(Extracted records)
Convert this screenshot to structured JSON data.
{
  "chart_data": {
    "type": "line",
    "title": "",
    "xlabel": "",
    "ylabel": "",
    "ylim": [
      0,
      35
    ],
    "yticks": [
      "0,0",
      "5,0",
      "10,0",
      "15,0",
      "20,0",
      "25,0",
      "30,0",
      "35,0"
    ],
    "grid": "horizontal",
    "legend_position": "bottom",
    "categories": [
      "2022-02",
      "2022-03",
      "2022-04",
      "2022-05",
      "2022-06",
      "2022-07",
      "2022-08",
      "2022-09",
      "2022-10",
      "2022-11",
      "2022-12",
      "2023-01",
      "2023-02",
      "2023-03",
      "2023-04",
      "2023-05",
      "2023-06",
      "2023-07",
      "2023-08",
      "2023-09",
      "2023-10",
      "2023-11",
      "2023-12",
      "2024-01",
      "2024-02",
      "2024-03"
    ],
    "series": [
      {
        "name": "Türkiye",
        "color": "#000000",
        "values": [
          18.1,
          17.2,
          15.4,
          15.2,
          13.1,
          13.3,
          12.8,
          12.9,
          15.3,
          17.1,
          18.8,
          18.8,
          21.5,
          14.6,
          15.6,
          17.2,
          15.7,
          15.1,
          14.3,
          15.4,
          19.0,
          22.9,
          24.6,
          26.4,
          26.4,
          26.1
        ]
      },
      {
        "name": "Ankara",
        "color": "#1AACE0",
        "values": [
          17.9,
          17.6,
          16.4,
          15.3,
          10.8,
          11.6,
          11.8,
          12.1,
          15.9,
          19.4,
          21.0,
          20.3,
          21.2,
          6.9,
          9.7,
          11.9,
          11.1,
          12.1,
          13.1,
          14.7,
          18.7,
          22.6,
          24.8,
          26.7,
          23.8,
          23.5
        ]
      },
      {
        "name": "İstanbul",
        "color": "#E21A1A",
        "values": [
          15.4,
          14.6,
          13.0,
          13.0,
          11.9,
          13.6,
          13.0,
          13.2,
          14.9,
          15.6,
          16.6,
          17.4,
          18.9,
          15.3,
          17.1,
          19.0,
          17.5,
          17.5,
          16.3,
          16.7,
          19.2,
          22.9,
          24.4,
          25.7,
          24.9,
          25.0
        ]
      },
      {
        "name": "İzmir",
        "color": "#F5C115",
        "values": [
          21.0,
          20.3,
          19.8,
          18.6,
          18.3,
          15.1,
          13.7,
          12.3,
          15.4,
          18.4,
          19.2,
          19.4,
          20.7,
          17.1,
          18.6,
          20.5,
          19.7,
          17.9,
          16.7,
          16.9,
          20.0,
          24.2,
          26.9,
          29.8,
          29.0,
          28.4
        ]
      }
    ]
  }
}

→ **Given instruction**
Where a line of the material above holds the string "name", copy that line.

→ **Exercise answer**
        "name": "Türkiye",
        "name": "Ankara",
        "name": "İstanbul",
        "name": "İzmir",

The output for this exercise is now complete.